Repeat the data word for word, excluding every picture.

[Start of Attachment]

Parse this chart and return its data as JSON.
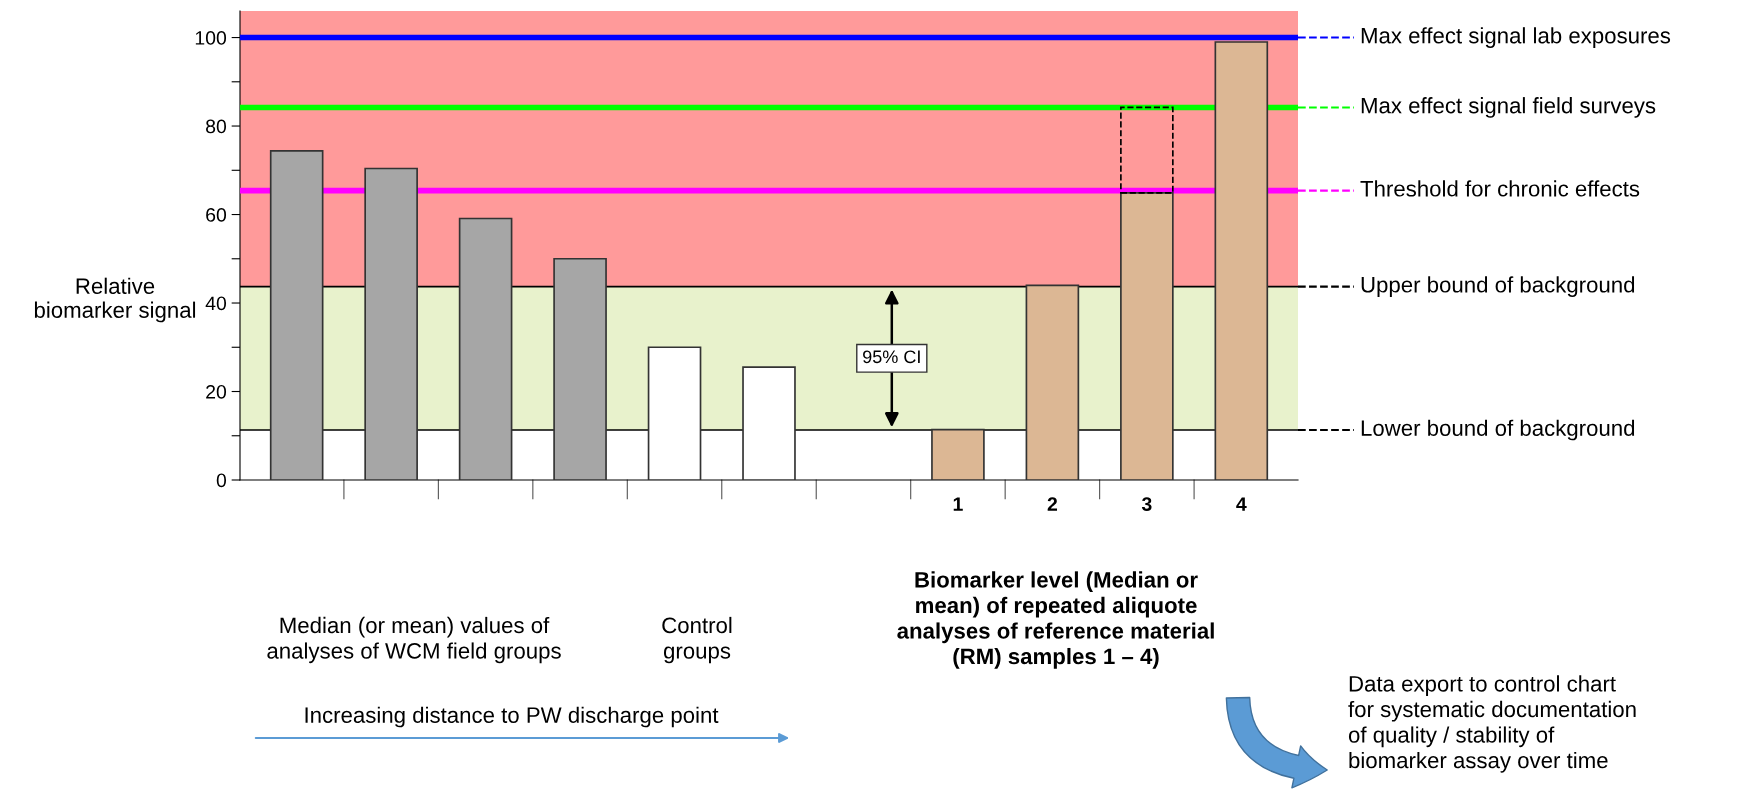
{
  "chart_data": {
    "type": "bar",
    "stacked": true,
    "ylabel": "Relative biomarker signal",
    "categories": [
      null,
      null,
      null,
      null,
      null,
      null,
      null,
      "1",
      "2",
      "3",
      "4"
    ],
    "series": [
      {
        "colors": [
          "#a6a6a6",
          "#a6a6a6",
          "#a6a6a6",
          "#a6a6a6",
          "#ffffff",
          "#ffffff",
          "#ffffff",
          "#dcb794",
          "#dcb794",
          "#dcb794",
          "#dcb794"
        ],
        "values": [
          74.4,
          70.4,
          59.1,
          50,
          30,
          25.5,
          null,
          11.4,
          44,
          64.9,
          99
        ]
      },
      {
        "color": "#000000",
        "line_style": "dashed",
        "values": [
          null,
          null,
          null,
          null,
          null,
          null,
          null,
          null,
          null,
          19.3,
          null
        ]
      }
    ],
    "ylim": [
      0,
      106
    ],
    "yticks": [
      0,
      {
        "value": 10,
        "label": null
      },
      20,
      {
        "value": 30,
        "label": null
      },
      40,
      {
        "value": 50,
        "label": null
      },
      60,
      {
        "value": 70,
        "label": null
      },
      80,
      {
        "value": 90,
        "label": null
      },
      100
    ],
    "bands": [
      {
        "axis": "y",
        "from": 43.7,
        "to": 106,
        "color": "#ff9a9a"
      },
      {
        "axis": "y",
        "from": 11.3,
        "to": 43.7,
        "color": "#e8f2cc"
      }
    ],
    "ref_lines": [
      {
        "axis": "y",
        "value": 100,
        "label": "Max effect signal lab exposures",
        "color": "#0000ff"
      },
      {
        "axis": "y",
        "value": 84.2,
        "label": "Max effect signal field surveys",
        "color": "#00ff00"
      },
      {
        "axis": "y",
        "value": 65.4,
        "label": "Threshold for chronic effects",
        "color": "#ff00ff"
      },
      {
        "axis": "y",
        "value": 43.7,
        "label": "Upper bound of background",
        "color": "#000000"
      },
      {
        "axis": "y",
        "value": 11.3,
        "label": "Lower bound of background",
        "color": "#000000"
      }
    ],
    "annotations": [
      "95% CI",
      "Median (or mean) values of\nanalyses of WCM field groups",
      "Control\ngroups",
      "Biomarker level (Median or\nmean) of repeated aliquote\nanalyses of reference material\n(RM) samples 1 – 4)",
      "Increasing distance to PW discharge point",
      "Data export to control chart\nfor systematic documentation\nof quality / stability of\nbiomarker assay over time"
    ],
    "grid": false,
    "legend": false
  }
}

[End of Attachment]

- [Answer space]:
Parse this chart and return its data as JSON.
{
  "chart_data": {
    "type": "bar",
    "stacked": true,
    "ylabel": "Relative biomarker signal",
    "categories": [
      null,
      null,
      null,
      null,
      null,
      null,
      null,
      "1",
      "2",
      "3",
      "4"
    ],
    "series": [
      {
        "colors": [
          "#a6a6a6",
          "#a6a6a6",
          "#a6a6a6",
          "#a6a6a6",
          "#ffffff",
          "#ffffff",
          "#ffffff",
          "#dcb794",
          "#dcb794",
          "#dcb794",
          "#dcb794"
        ],
        "values": [
          74.4,
          70.4,
          59.1,
          50,
          30,
          25.5,
          null,
          11.4,
          44,
          64.9,
          99
        ]
      },
      {
        "color": "#000000",
        "line_style": "dashed",
        "values": [
          null,
          null,
          null,
          null,
          null,
          null,
          null,
          null,
          null,
          19.3,
          null
        ]
      }
    ],
    "ylim": [
      0,
      106
    ],
    "yticks": [
      0,
      {
        "value": 10,
        "label": null
      },
      20,
      {
        "value": 30,
        "label": null
      },
      40,
      {
        "value": 50,
        "label": null
      },
      60,
      {
        "value": 70,
        "label": null
      },
      80,
      {
        "value": 90,
        "label": null
      },
      100
    ],
    "bands": [
      {
        "axis": "y",
        "from": 43.7,
        "to": 106,
        "color": "#ff9a9a"
      },
      {
        "axis": "y",
        "from": 11.3,
        "to": 43.7,
        "color": "#e8f2cc"
      }
    ],
    "ref_lines": [
      {
        "axis": "y",
        "value": 100,
        "label": "Max effect signal lab exposures",
        "color": "#0000ff"
      },
      {
        "axis": "y",
        "value": 84.2,
        "label": "Max effect signal field surveys",
        "color": "#00ff00"
      },
      {
        "axis": "y",
        "value": 65.4,
        "label": "Threshold for chronic effects",
        "color": "#ff00ff"
      },
      {
        "axis": "y",
        "value": 43.7,
        "label": "Upper bound of background",
        "color": "#000000"
      },
      {
        "axis": "y",
        "value": 11.3,
        "label": "Lower bound of background",
        "color": "#000000"
      }
    ],
    "annotations": [
      "95% CI",
      "Median (or mean) values of\nanalyses of WCM field groups",
      "Control\ngroups",
      "Biomarker level (Median or\nmean) of repeated aliquote\nanalyses of reference material\n(RM) samples 1 – 4)",
      "Increasing distance to PW discharge point",
      "Data export to control chart\nfor systematic documentation\nof quality / stability of\nbiomarker assay over time"
    ],
    "grid": false,
    "legend": false
  }
}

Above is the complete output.